*Extracted entries*:
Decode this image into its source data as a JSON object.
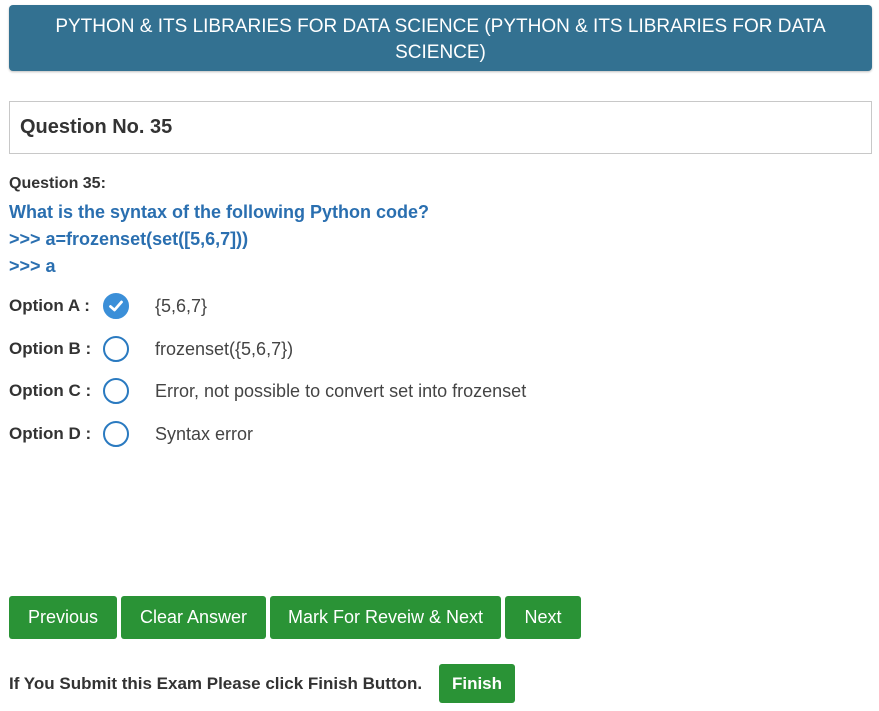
{
  "header": {
    "title": "PYTHON & ITS LIBRARIES FOR DATA SCIENCE (PYTHON & ITS LIBRARIES FOR DATA SCIENCE)"
  },
  "question_number_box": {
    "text": "Question No. 35"
  },
  "question": {
    "label": "Question 35:",
    "lines": [
      "What is the syntax of the following Python code?",
      ">>> a=frozenset(set([5,6,7]))",
      ">>> a"
    ]
  },
  "options": [
    {
      "label": "Option A :",
      "text": "{5,6,7}",
      "selected": true
    },
    {
      "label": "Option B :",
      "text": "frozenset({5,6,7})",
      "selected": false
    },
    {
      "label": "Option C :",
      "text": "Error, not possible to convert set into frozenset",
      "selected": false
    },
    {
      "label": "Option D :",
      "text": "Syntax error",
      "selected": false
    }
  ],
  "buttons": {
    "previous": "Previous",
    "clear_answer": "Clear Answer",
    "mark_review_next": "Mark For Reveiw & Next",
    "next": "Next"
  },
  "footer": {
    "instruction": "If You Submit this Exam Please click Finish Button.",
    "finish": "Finish"
  },
  "colors": {
    "header_bg": "#337191",
    "question_text": "#2a6fb0",
    "radio": "#2a7ac0",
    "radio_checked": "#3b8fd8",
    "button_green": "#2a9336"
  },
  "icons": {
    "radio_checked": "check-icon",
    "radio_unchecked": "radio-empty-icon"
  }
}
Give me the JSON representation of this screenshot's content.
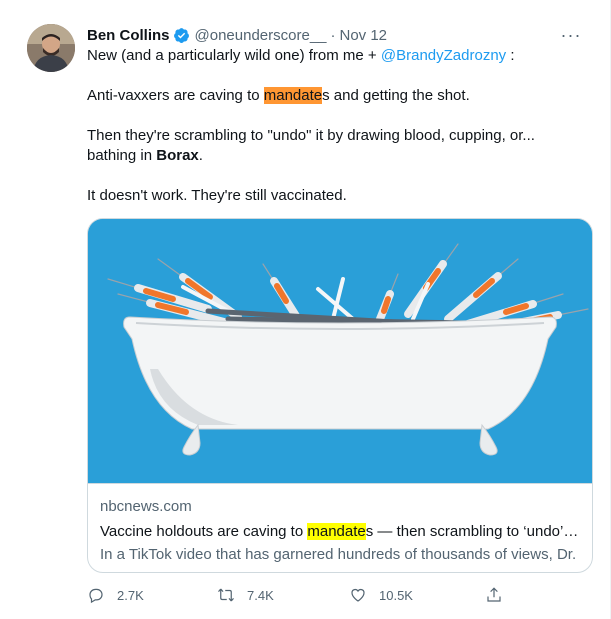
{
  "author": {
    "name": "Ben Collins",
    "handle": "@oneunderscore__",
    "separator": "·",
    "date": "Nov 12"
  },
  "more_label": "···",
  "tweet": {
    "line1_pre": "New (and a particularly wild one) from me + ",
    "line1_mention": "@BrandyZadrozny",
    "line1_post": " :",
    "line2_pre": "Anti-vaxxers are caving to ",
    "line2_highlight": "mandate",
    "line2_post": "s and getting the shot.",
    "line3_pre": "Then they're scrambling to \"undo\" it by drawing blood, cupping, or...",
    "line3b_pre": "bathing in ",
    "line3b_bold": "Borax",
    "line3b_post": ".",
    "line4": "It doesn't work. They're still vaccinated."
  },
  "card": {
    "domain": "nbcnews.com",
    "title_pre": "Vaccine holdouts are caving to ",
    "title_highlight": "mandate",
    "title_post": "s — then scrambling to ‘undo’…",
    "description": "In a TikTok video that has garnered hundreds of thousands of views, Dr."
  },
  "actions": {
    "reply_count": "2.7K",
    "retweet_count": "7.4K",
    "like_count": "10.5K"
  },
  "colors": {
    "accent": "#1d9bf0",
    "highlight_orange": "#ff9632",
    "highlight_yellow": "#ffff00",
    "image_bg": "#2a9fd8"
  }
}
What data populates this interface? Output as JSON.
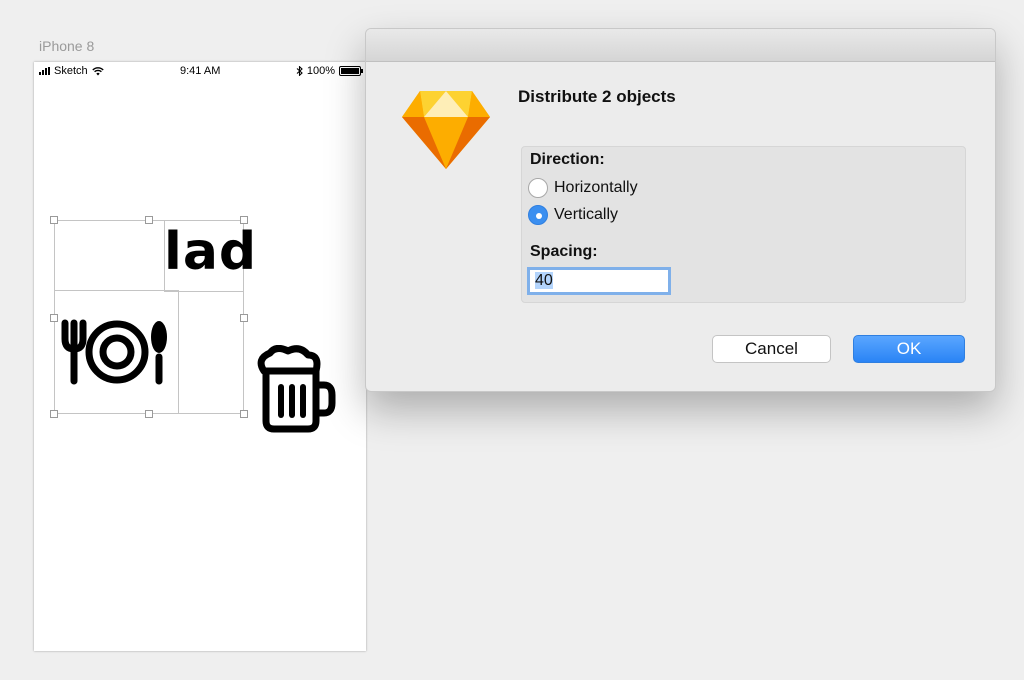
{
  "artboard": {
    "name": "iPhone 8",
    "status": {
      "carrier": "Sketch",
      "time": "9:41 AM",
      "battery": "100%"
    }
  },
  "canvas": {
    "text_layer": "lad"
  },
  "dialog": {
    "title": "Distribute 2 objects",
    "direction_label": "Direction:",
    "options": [
      {
        "label": "Horizontally",
        "selected": false
      },
      {
        "label": "Vertically",
        "selected": true
      }
    ],
    "spacing_label": "Spacing:",
    "spacing_value": "40",
    "cancel_label": "Cancel",
    "ok_label": "OK",
    "accent": "#3b8ff0"
  }
}
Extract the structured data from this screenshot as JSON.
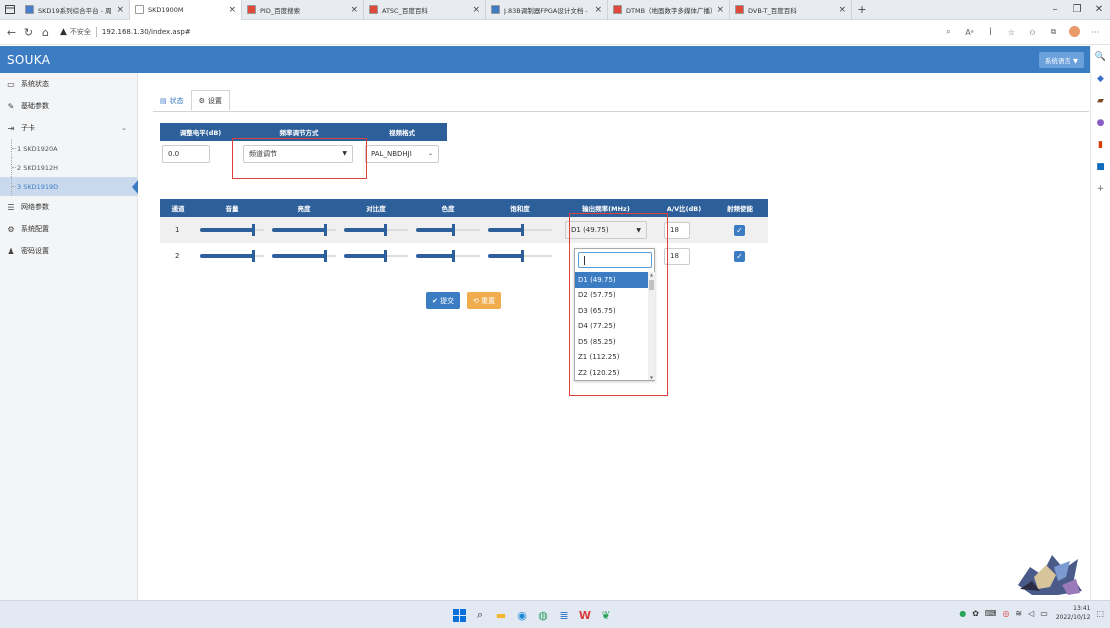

*Prompt*: Without the pictures, restate all of the entries above verbatim.

*Response to the exercise*:
Decode this image into its source data as a JSON object.
{
  "header": {
    "title": "PYTHON & ITS LIBRARIES FOR DATA SCIENCE (PYTHON & ITS LIBRARIES FOR DATA SCIENCE)"
  },
  "question_number_box": {
    "text": "Question No. 35"
  },
  "question": {
    "label": "Question 35:",
    "lines": [
      "What is the syntax of the following Python code?",
      ">>> a=frozenset(set([5,6,7]))",
      ">>> a"
    ]
  },
  "options": [
    {
      "label": "Option A :",
      "text": "{5,6,7}",
      "selected": true
    },
    {
      "label": "Option B :",
      "text": "frozenset({5,6,7})",
      "selected": false
    },
    {
      "label": "Option C :",
      "text": "Error, not possible to convert set into frozenset",
      "selected": false
    },
    {
      "label": "Option D :",
      "text": "Syntax error",
      "selected": false
    }
  ],
  "buttons": {
    "previous": "Previous",
    "clear_answer": "Clear Answer",
    "mark_review_next": "Mark For Reveiw & Next",
    "next": "Next"
  },
  "footer": {
    "instruction": "If You Submit this Exam Please click Finish Button.",
    "finish": "Finish"
  },
  "colors": {
    "header_bg": "#337191",
    "question_text": "#2a6fb0",
    "radio": "#2a7ac0",
    "radio_checked": "#3b8fd8",
    "button_green": "#2a9336"
  },
  "icons": {
    "radio_checked": "check-icon",
    "radio_unchecked": "radio-empty-icon"
  }
}
Give me the JSON representation of this screenshot's content.
{
  "author": {
    "name": "Ben Collins",
    "handle": "@oneunderscore__",
    "separator": "·",
    "date": "Nov 12"
  },
  "more_label": "···",
  "tweet": {
    "line1_pre": "New (and a particularly wild one) from me + ",
    "line1_mention": "@BrandyZadrozny",
    "line1_post": " :",
    "line2_pre": "Anti-vaxxers are caving to ",
    "line2_highlight": "mandate",
    "line2_post": "s and getting the shot.",
    "line3_pre": "Then they're scrambling to \"undo\" it by drawing blood, cupping, or...",
    "line3b_pre": "bathing in ",
    "line3b_bold": "Borax",
    "line3b_post": ".",
    "line4": "It doesn't work. They're still vaccinated."
  },
  "card": {
    "domain": "nbcnews.com",
    "title_pre": "Vaccine holdouts are caving to ",
    "title_highlight": "mandate",
    "title_post": "s — then scrambling to ‘undo’…",
    "description": "In a TikTok video that has garnered hundreds of thousands of views, Dr."
  },
  "actions": {
    "reply_count": "2.7K",
    "retweet_count": "7.4K",
    "like_count": "10.5K"
  },
  "colors": {
    "accent": "#1d9bf0",
    "highlight_orange": "#ff9632",
    "highlight_yellow": "#ffff00",
    "image_bg": "#2a9fd8"
  }
}
What data populates this interface? Output as JSON.
{
  "artboard": {
    "name": "iPhone 8",
    "status": {
      "carrier": "Sketch",
      "time": "9:41 AM",
      "battery": "100%"
    }
  },
  "canvas": {
    "text_layer": "lad"
  },
  "dialog": {
    "title": "Distribute 2 objects",
    "direction_label": "Direction:",
    "options": [
      {
        "label": "Horizontally",
        "selected": false
      },
      {
        "label": "Vertically",
        "selected": true
      }
    ],
    "spacing_label": "Spacing:",
    "spacing_value": "40",
    "cancel_label": "Cancel",
    "ok_label": "OK",
    "accent": "#3b8ff0"
  }
}
Extract the structured data from this screenshot as JSON.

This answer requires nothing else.